• [Given problem] Copy every line from the records below that holds the word "IsAny".

Part of a data file:
╭──
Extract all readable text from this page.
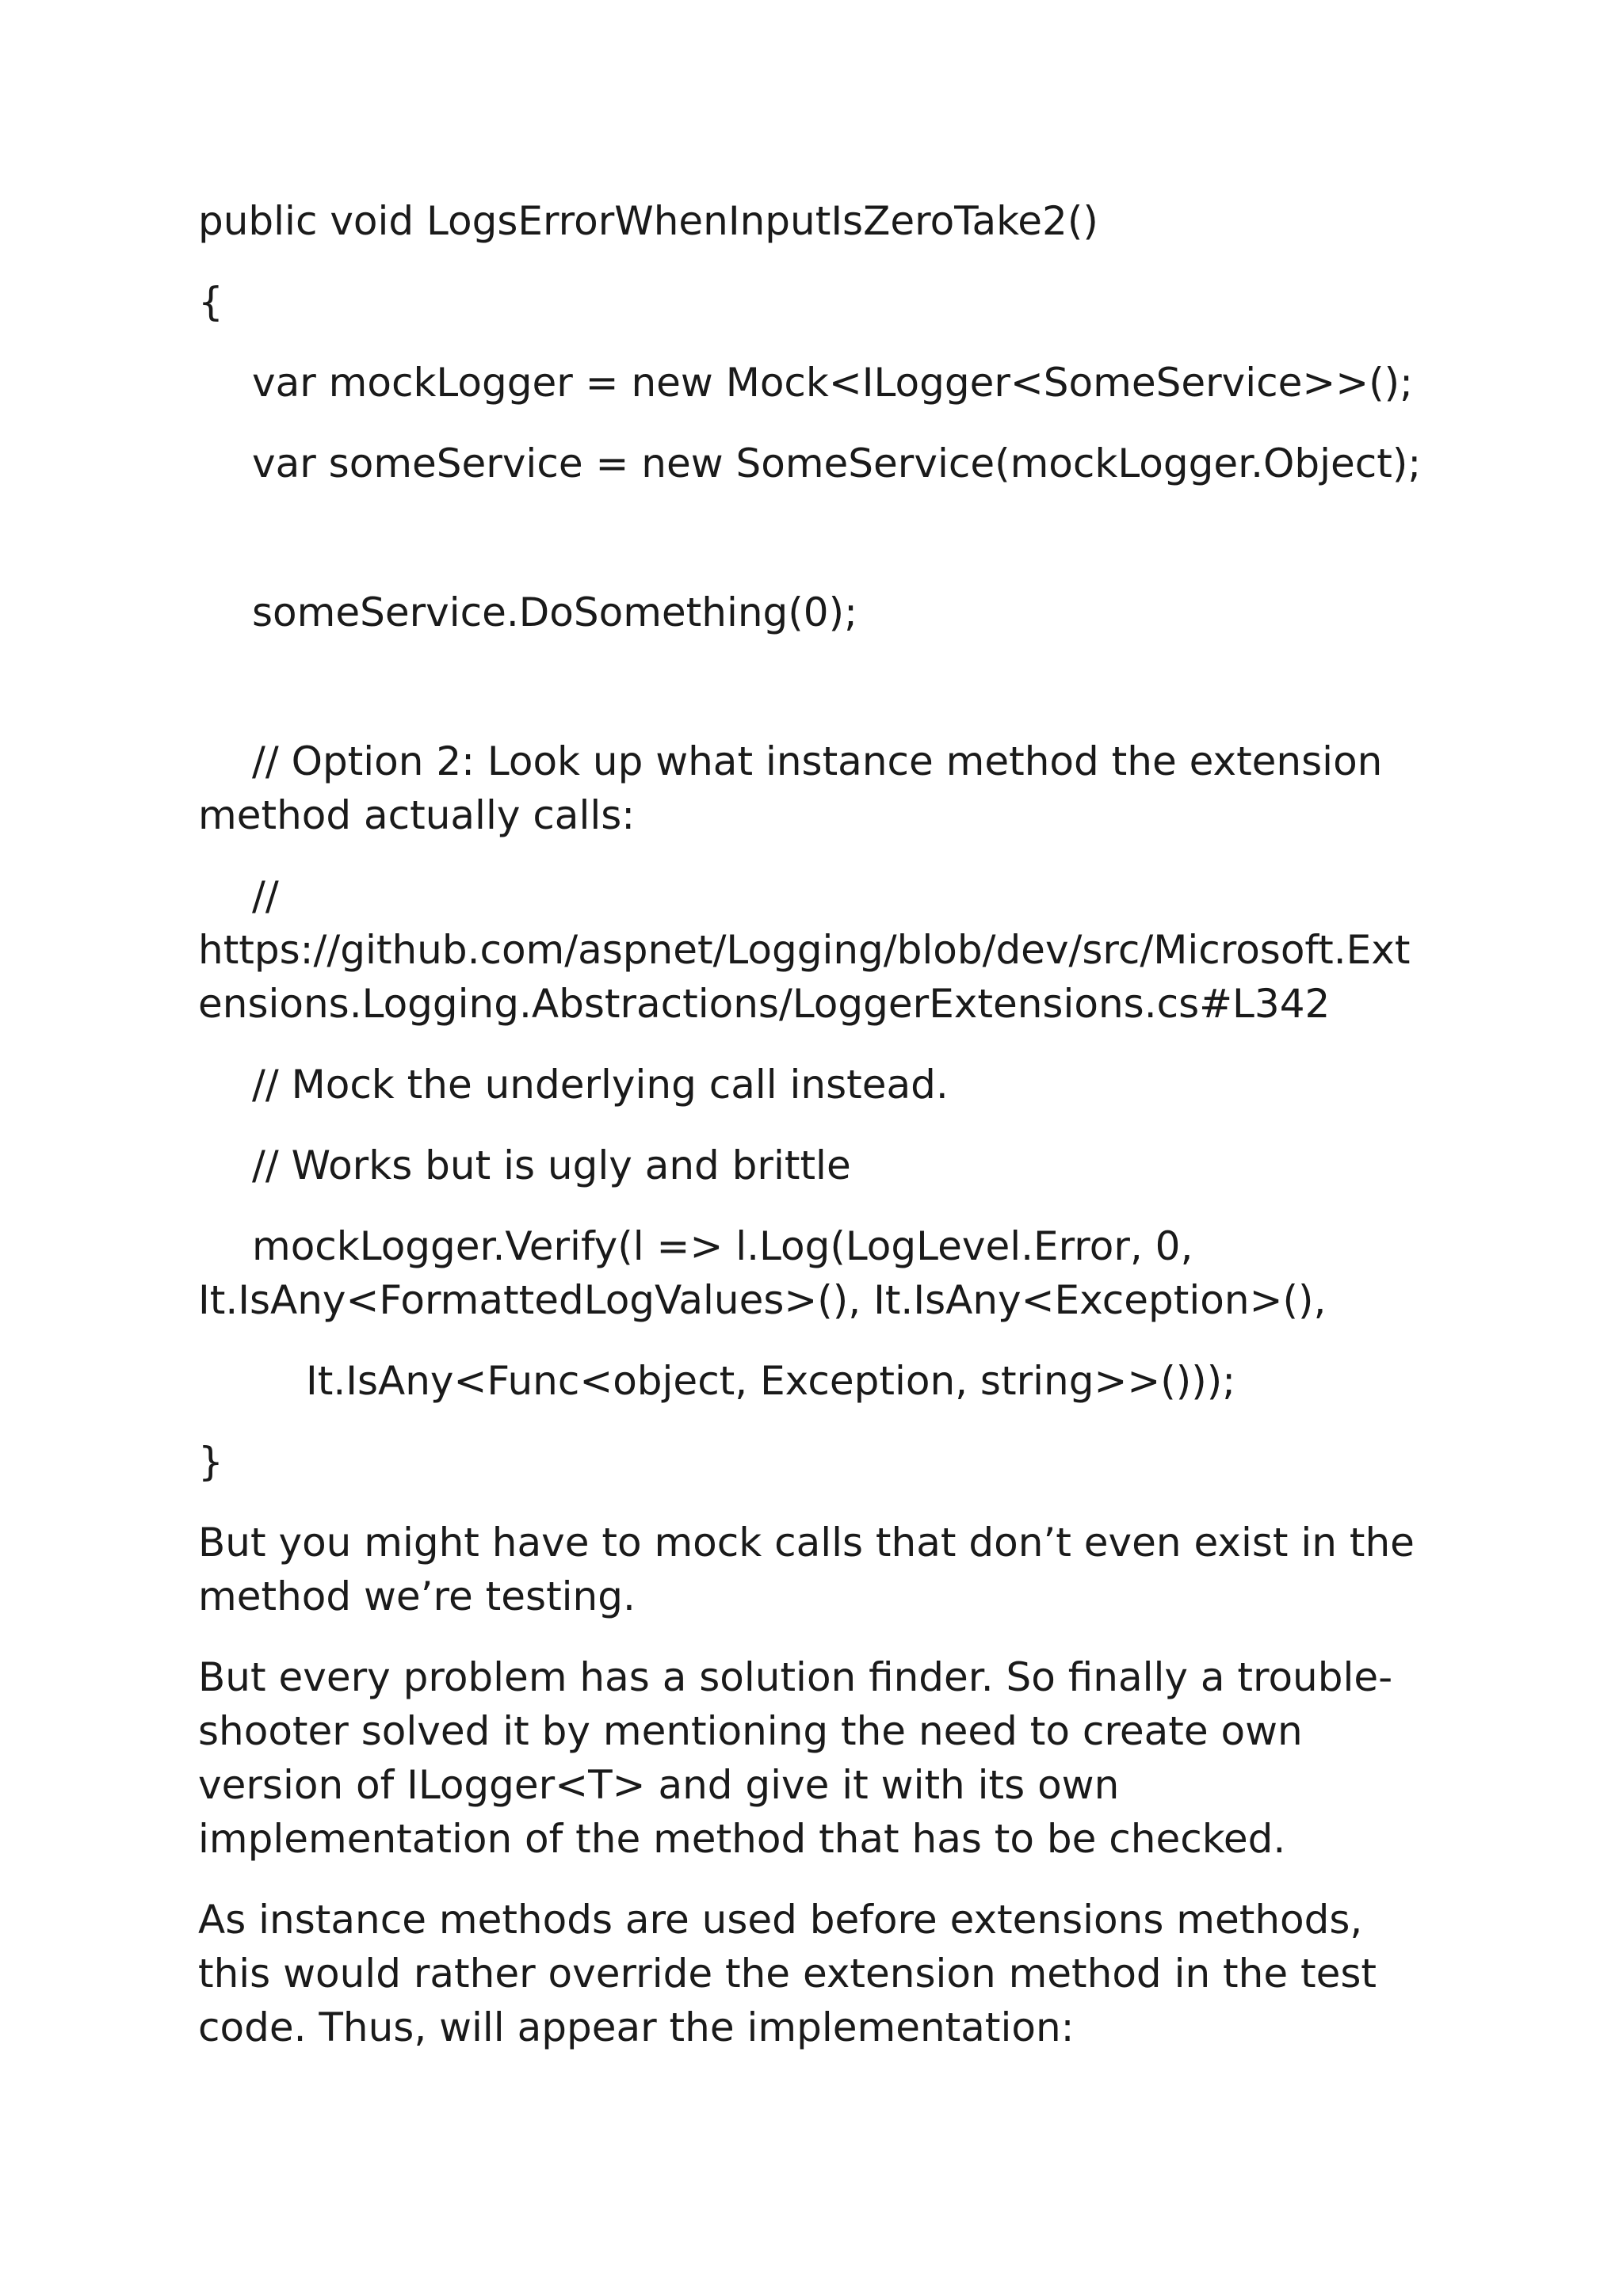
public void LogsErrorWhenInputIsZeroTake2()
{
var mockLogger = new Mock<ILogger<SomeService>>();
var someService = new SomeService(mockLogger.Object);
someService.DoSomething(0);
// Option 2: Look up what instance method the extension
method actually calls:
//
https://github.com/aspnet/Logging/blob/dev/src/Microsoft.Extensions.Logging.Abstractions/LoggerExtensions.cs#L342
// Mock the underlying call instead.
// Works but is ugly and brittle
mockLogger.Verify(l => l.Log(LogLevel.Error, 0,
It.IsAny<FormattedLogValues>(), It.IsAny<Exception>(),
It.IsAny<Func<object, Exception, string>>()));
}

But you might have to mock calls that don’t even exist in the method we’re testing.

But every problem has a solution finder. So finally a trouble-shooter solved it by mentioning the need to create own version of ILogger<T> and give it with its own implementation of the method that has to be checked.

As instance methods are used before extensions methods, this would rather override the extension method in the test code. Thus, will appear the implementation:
╰──
╭──
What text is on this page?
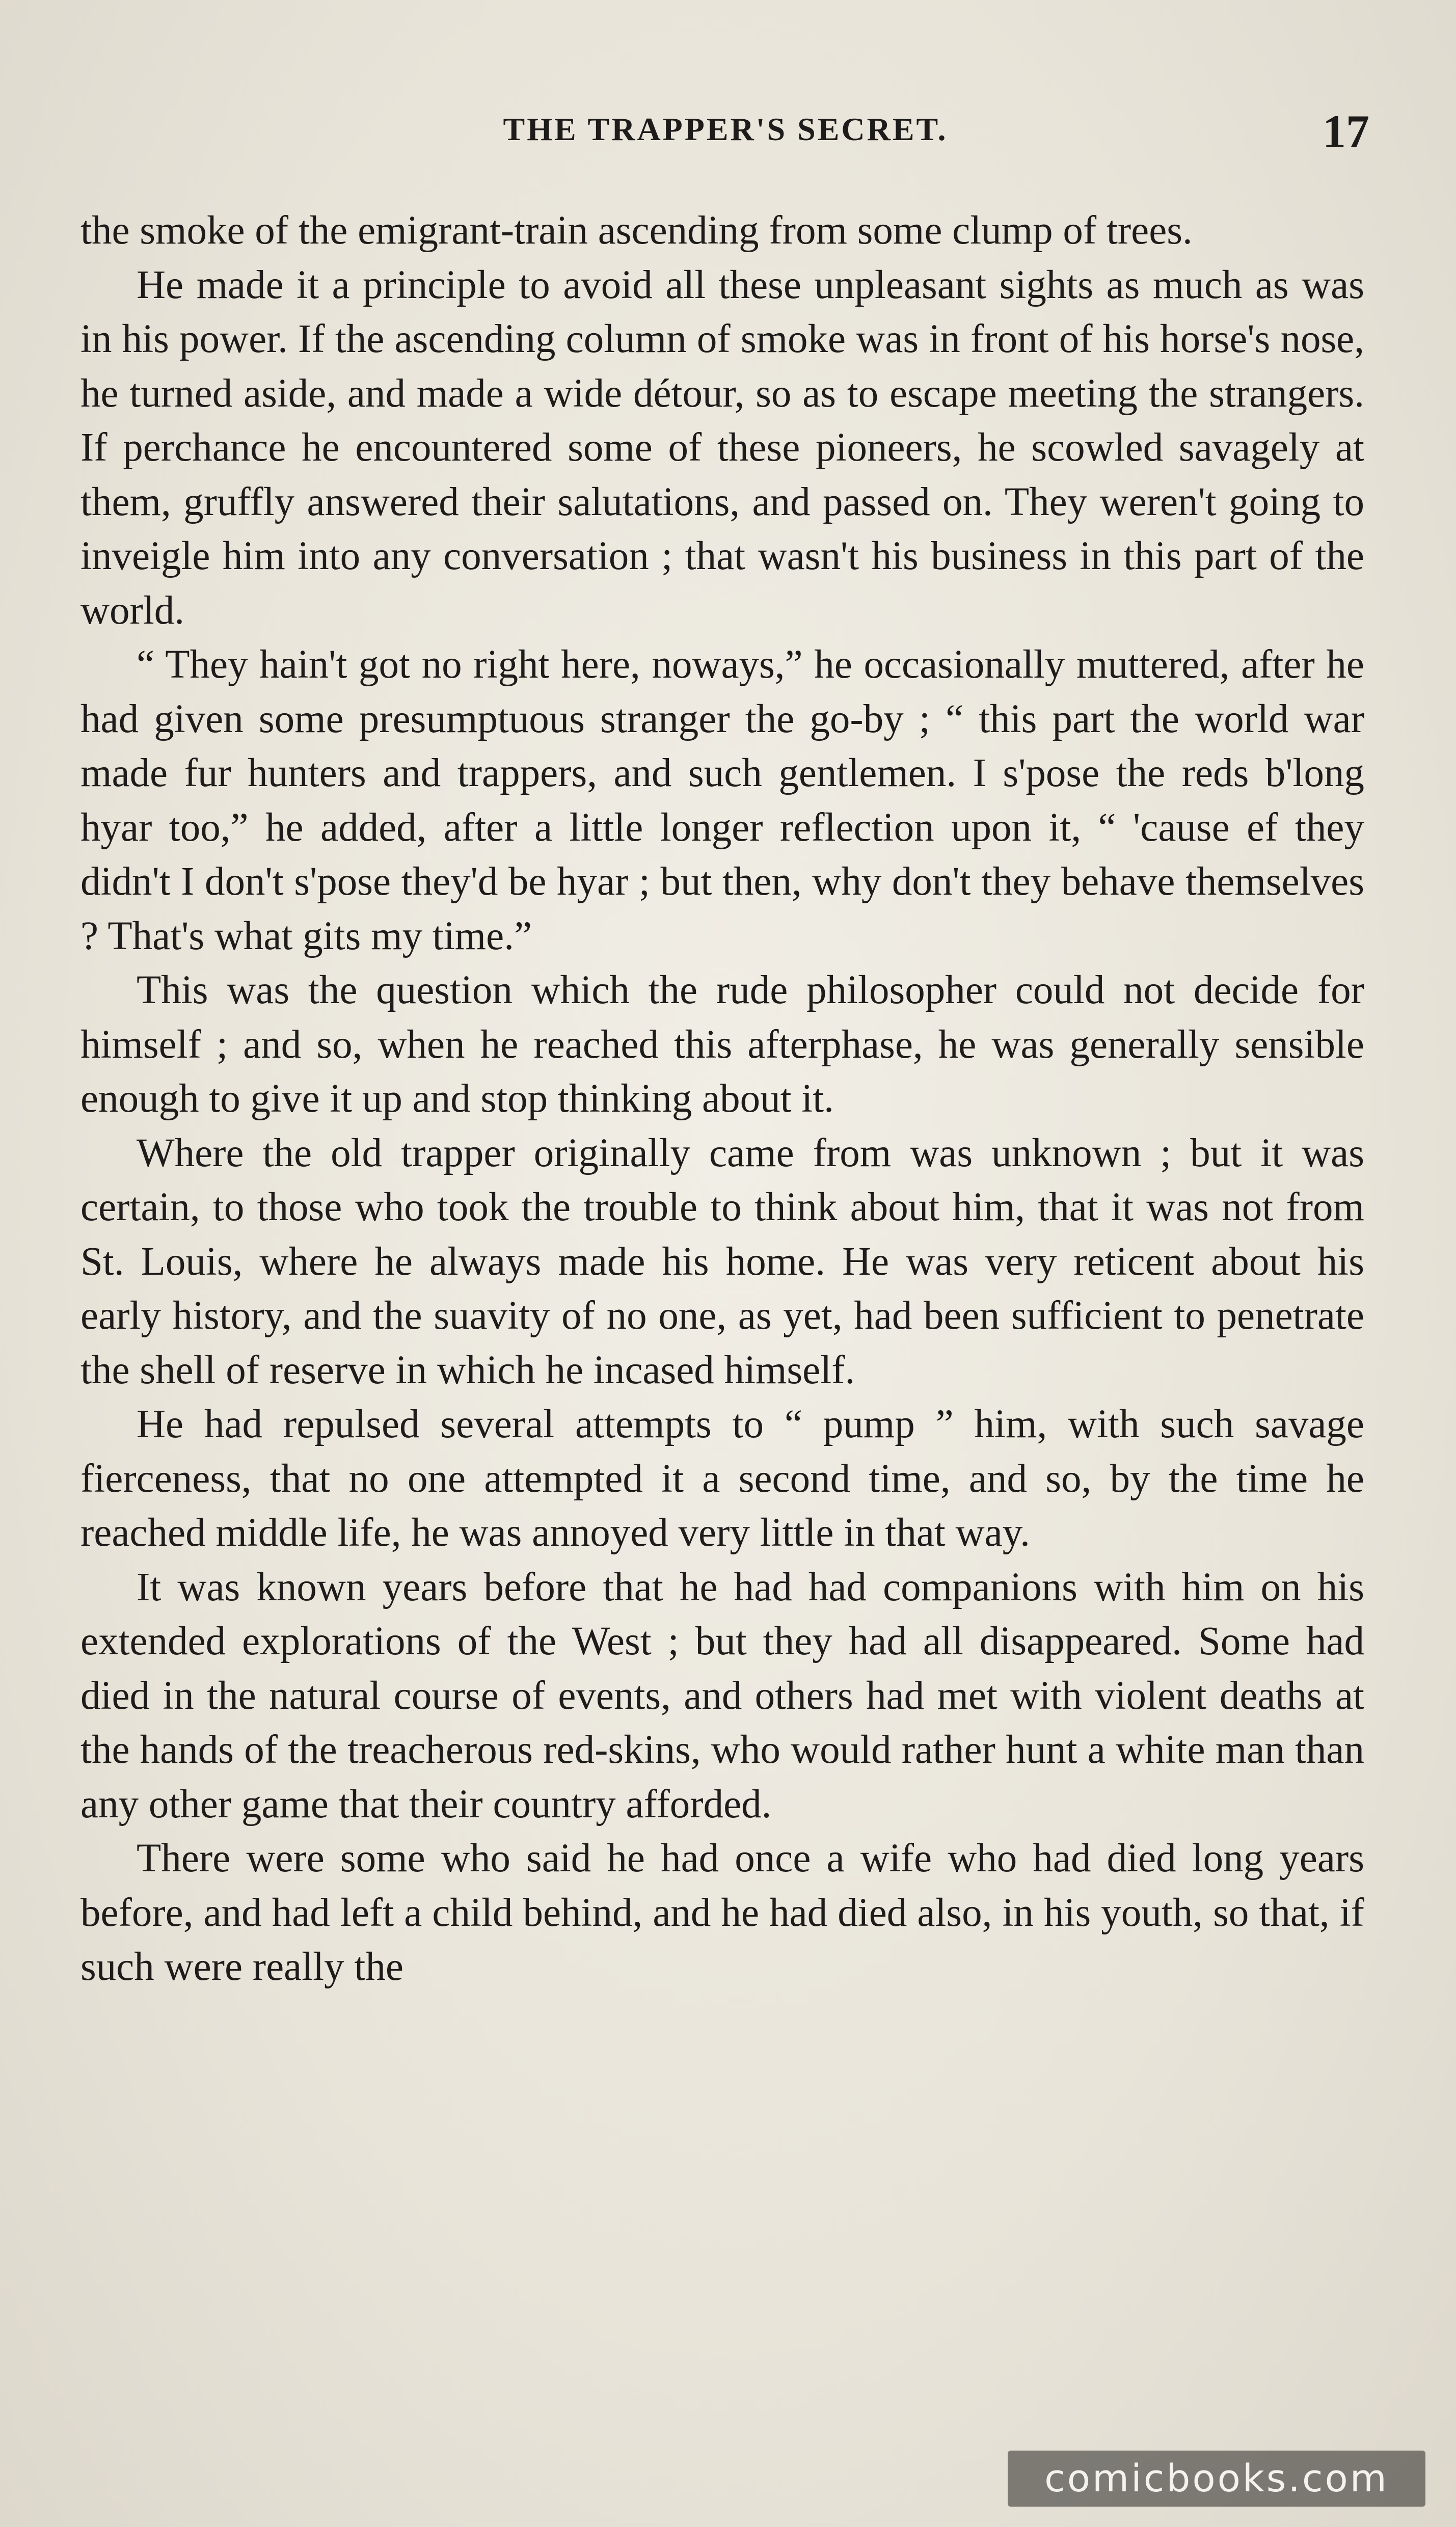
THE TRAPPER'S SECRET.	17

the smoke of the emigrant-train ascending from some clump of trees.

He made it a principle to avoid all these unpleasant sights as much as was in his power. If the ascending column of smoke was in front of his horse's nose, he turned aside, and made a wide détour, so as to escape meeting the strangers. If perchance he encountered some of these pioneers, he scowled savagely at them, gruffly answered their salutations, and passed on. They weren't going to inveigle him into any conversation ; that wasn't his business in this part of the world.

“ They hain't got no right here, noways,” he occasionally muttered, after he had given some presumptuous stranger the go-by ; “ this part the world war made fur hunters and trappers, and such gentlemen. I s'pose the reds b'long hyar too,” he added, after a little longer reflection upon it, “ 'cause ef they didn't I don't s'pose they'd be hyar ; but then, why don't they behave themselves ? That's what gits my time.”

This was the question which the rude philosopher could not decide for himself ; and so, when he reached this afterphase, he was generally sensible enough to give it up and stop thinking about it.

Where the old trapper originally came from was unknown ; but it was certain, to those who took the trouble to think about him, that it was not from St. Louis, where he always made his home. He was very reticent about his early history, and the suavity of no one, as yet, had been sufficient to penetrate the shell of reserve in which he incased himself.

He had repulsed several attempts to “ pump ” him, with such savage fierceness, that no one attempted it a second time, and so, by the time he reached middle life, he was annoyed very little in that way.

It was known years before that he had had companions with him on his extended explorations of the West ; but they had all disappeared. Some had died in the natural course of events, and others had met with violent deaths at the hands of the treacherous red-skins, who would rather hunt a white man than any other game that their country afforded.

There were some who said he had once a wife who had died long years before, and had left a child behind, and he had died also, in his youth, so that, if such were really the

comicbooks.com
╰──
• [Exercise response]
It.IsAny<FormattedLogValues>(), It.IsAny<Exception>(),
It.IsAny<Func<object, Exception, string>>()));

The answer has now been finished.